■ **Exercise goal**
Write out the entries below once more, exactly.

Lines of data
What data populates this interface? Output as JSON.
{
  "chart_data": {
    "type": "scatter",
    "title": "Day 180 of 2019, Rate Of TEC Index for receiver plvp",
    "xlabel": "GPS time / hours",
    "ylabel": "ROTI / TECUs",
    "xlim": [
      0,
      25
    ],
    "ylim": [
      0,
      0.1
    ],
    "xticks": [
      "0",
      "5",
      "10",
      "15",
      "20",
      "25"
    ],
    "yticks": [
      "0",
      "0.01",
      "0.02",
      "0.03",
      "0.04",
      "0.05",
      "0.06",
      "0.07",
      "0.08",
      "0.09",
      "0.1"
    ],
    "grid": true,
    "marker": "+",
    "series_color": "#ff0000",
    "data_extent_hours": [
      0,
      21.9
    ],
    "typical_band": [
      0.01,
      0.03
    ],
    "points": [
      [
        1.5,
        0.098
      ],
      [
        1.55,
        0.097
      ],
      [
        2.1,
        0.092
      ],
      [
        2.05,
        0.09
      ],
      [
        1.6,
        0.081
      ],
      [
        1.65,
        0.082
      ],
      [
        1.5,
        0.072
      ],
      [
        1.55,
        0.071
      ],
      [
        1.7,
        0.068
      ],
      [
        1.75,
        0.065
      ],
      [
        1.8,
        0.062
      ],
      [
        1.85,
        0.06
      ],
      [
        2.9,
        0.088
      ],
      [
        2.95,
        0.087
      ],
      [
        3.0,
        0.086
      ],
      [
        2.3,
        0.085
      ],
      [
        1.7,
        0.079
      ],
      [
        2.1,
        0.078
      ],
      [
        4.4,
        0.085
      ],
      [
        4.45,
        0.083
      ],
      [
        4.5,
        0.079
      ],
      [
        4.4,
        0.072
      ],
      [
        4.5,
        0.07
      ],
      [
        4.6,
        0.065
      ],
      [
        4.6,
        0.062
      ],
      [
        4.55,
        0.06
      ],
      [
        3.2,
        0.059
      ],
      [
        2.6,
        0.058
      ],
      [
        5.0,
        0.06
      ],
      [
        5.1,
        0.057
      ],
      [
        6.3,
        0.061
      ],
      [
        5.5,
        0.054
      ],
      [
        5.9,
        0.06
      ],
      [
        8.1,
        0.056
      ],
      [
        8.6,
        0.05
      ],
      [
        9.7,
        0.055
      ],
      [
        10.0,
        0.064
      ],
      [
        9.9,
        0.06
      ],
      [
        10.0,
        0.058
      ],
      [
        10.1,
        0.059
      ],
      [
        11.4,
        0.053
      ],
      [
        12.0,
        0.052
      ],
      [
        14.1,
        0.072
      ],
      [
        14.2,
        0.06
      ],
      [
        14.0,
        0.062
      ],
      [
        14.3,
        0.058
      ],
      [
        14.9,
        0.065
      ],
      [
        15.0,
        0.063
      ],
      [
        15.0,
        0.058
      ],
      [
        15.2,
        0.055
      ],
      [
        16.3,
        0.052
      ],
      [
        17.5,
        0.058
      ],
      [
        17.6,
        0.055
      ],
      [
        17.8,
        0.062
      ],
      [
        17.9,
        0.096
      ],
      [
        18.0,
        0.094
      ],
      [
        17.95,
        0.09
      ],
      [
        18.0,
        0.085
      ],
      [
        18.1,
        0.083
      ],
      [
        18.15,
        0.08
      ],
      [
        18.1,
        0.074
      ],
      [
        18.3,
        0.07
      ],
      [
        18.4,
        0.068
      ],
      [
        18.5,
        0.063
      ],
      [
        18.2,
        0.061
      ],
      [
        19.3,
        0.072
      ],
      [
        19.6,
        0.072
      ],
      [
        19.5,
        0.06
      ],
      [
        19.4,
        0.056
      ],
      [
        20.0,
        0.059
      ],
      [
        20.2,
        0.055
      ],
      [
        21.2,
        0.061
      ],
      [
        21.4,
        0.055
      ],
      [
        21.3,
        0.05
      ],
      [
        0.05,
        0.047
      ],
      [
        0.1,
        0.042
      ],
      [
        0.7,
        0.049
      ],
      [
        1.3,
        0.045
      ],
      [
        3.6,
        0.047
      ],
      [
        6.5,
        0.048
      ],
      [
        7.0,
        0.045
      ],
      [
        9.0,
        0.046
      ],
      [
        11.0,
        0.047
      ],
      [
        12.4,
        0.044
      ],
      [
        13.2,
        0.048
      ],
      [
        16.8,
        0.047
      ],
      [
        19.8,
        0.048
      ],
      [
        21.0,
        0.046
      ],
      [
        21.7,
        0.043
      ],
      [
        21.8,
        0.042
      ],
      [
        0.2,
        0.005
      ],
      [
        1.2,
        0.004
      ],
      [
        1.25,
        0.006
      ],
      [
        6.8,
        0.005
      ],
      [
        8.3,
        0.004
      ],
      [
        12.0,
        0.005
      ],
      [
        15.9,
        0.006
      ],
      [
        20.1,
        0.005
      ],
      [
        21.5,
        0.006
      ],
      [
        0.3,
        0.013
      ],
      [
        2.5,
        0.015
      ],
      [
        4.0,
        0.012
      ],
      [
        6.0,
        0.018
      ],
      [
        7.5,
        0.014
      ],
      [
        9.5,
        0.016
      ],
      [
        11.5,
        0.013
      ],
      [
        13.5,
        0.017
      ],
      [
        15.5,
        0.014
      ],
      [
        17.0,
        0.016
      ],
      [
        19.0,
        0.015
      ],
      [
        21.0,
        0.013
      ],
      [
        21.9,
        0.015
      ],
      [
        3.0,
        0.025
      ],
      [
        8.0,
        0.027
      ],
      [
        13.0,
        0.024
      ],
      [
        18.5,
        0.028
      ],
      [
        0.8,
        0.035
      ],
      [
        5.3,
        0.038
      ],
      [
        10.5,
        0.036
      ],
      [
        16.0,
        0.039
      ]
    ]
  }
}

■ **Complete answer**
What data populates this interface? Output as JSON.
{
  "chart_data": {
    "type": "scatter",
    "title": "Day 180 of 2019, Rate Of TEC Index for receiver plvp",
    "xlabel": "GPS time / hours",
    "ylabel": "ROTI / TECUs",
    "xlim": [
      0,
      25
    ],
    "ylim": [
      0,
      0.1
    ],
    "xticks": [
      "0",
      "5",
      "10",
      "15",
      "20",
      "25"
    ],
    "yticks": [
      "0",
      "0.01",
      "0.02",
      "0.03",
      "0.04",
      "0.05",
      "0.06",
      "0.07",
      "0.08",
      "0.09",
      "0.1"
    ],
    "grid": true,
    "marker": "+",
    "series_color": "#ff0000",
    "data_extent_hours": [
      0,
      21.9
    ],
    "typical_band": [
      0.01,
      0.03
    ],
    "points": [
      [
        1.5,
        0.098
      ],
      [
        1.55,
        0.097
      ],
      [
        2.1,
        0.092
      ],
      [
        2.05,
        0.09
      ],
      [
        1.6,
        0.081
      ],
      [
        1.65,
        0.082
      ],
      [
        1.5,
        0.072
      ],
      [
        1.55,
        0.071
      ],
      [
        1.7,
        0.068
      ],
      [
        1.75,
        0.065
      ],
      [
        1.8,
        0.062
      ],
      [
        1.85,
        0.06
      ],
      [
        2.9,
        0.088
      ],
      [
        2.95,
        0.087
      ],
      [
        3.0,
        0.086
      ],
      [
        2.3,
        0.085
      ],
      [
        1.7,
        0.079
      ],
      [
        2.1,
        0.078
      ],
      [
        4.4,
        0.085
      ],
      [
        4.45,
        0.083
      ],
      [
        4.5,
        0.079
      ],
      [
        4.4,
        0.072
      ],
      [
        4.5,
        0.07
      ],
      [
        4.6,
        0.065
      ],
      [
        4.6,
        0.062
      ],
      [
        4.55,
        0.06
      ],
      [
        3.2,
        0.059
      ],
      [
        2.6,
        0.058
      ],
      [
        5.0,
        0.06
      ],
      [
        5.1,
        0.057
      ],
      [
        6.3,
        0.061
      ],
      [
        5.5,
        0.054
      ],
      [
        5.9,
        0.06
      ],
      [
        8.1,
        0.056
      ],
      [
        8.6,
        0.05
      ],
      [
        9.7,
        0.055
      ],
      [
        10.0,
        0.064
      ],
      [
        9.9,
        0.06
      ],
      [
        10.0,
        0.058
      ],
      [
        10.1,
        0.059
      ],
      [
        11.4,
        0.053
      ],
      [
        12.0,
        0.052
      ],
      [
        14.1,
        0.072
      ],
      [
        14.2,
        0.06
      ],
      [
        14.0,
        0.062
      ],
      [
        14.3,
        0.058
      ],
      [
        14.9,
        0.065
      ],
      [
        15.0,
        0.063
      ],
      [
        15.0,
        0.058
      ],
      [
        15.2,
        0.055
      ],
      [
        16.3,
        0.052
      ],
      [
        17.5,
        0.058
      ],
      [
        17.6,
        0.055
      ],
      [
        17.8,
        0.062
      ],
      [
        17.9,
        0.096
      ],
      [
        18.0,
        0.094
      ],
      [
        17.95,
        0.09
      ],
      [
        18.0,
        0.085
      ],
      [
        18.1,
        0.083
      ],
      [
        18.15,
        0.08
      ],
      [
        18.1,
        0.074
      ],
      [
        18.3,
        0.07
      ],
      [
        18.4,
        0.068
      ],
      [
        18.5,
        0.063
      ],
      [
        18.2,
        0.061
      ],
      [
        19.3,
        0.072
      ],
      [
        19.6,
        0.072
      ],
      [
        19.5,
        0.06
      ],
      [
        19.4,
        0.056
      ],
      [
        20.0,
        0.059
      ],
      [
        20.2,
        0.055
      ],
      [
        21.2,
        0.061
      ],
      [
        21.4,
        0.055
      ],
      [
        21.3,
        0.05
      ],
      [
        0.05,
        0.047
      ],
      [
        0.1,
        0.042
      ],
      [
        0.7,
        0.049
      ],
      [
        1.3,
        0.045
      ],
      [
        3.6,
        0.047
      ],
      [
        6.5,
        0.048
      ],
      [
        7.0,
        0.045
      ],
      [
        9.0,
        0.046
      ],
      [
        11.0,
        0.047
      ],
      [
        12.4,
        0.044
      ],
      [
        13.2,
        0.048
      ],
      [
        16.8,
        0.047
      ],
      [
        19.8,
        0.048
      ],
      [
        21.0,
        0.046
      ],
      [
        21.7,
        0.043
      ],
      [
        21.8,
        0.042
      ],
      [
        0.2,
        0.005
      ],
      [
        1.2,
        0.004
      ],
      [
        1.25,
        0.006
      ],
      [
        6.8,
        0.005
      ],
      [
        8.3,
        0.004
      ],
      [
        12.0,
        0.005
      ],
      [
        15.9,
        0.006
      ],
      [
        20.1,
        0.005
      ],
      [
        21.5,
        0.006
      ],
      [
        0.3,
        0.013
      ],
      [
        2.5,
        0.015
      ],
      [
        4.0,
        0.012
      ],
      [
        6.0,
        0.018
      ],
      [
        7.5,
        0.014
      ],
      [
        9.5,
        0.016
      ],
      [
        11.5,
        0.013
      ],
      [
        13.5,
        0.017
      ],
      [
        15.5,
        0.014
      ],
      [
        17.0,
        0.016
      ],
      [
        19.0,
        0.015
      ],
      [
        21.0,
        0.013
      ],
      [
        21.9,
        0.015
      ],
      [
        3.0,
        0.025
      ],
      [
        8.0,
        0.027
      ],
      [
        13.0,
        0.024
      ],
      [
        18.5,
        0.028
      ],
      [
        0.8,
        0.035
      ],
      [
        5.3,
        0.038
      ],
      [
        10.5,
        0.036
      ],
      [
        16.0,
        0.039
      ]
    ]
  }
}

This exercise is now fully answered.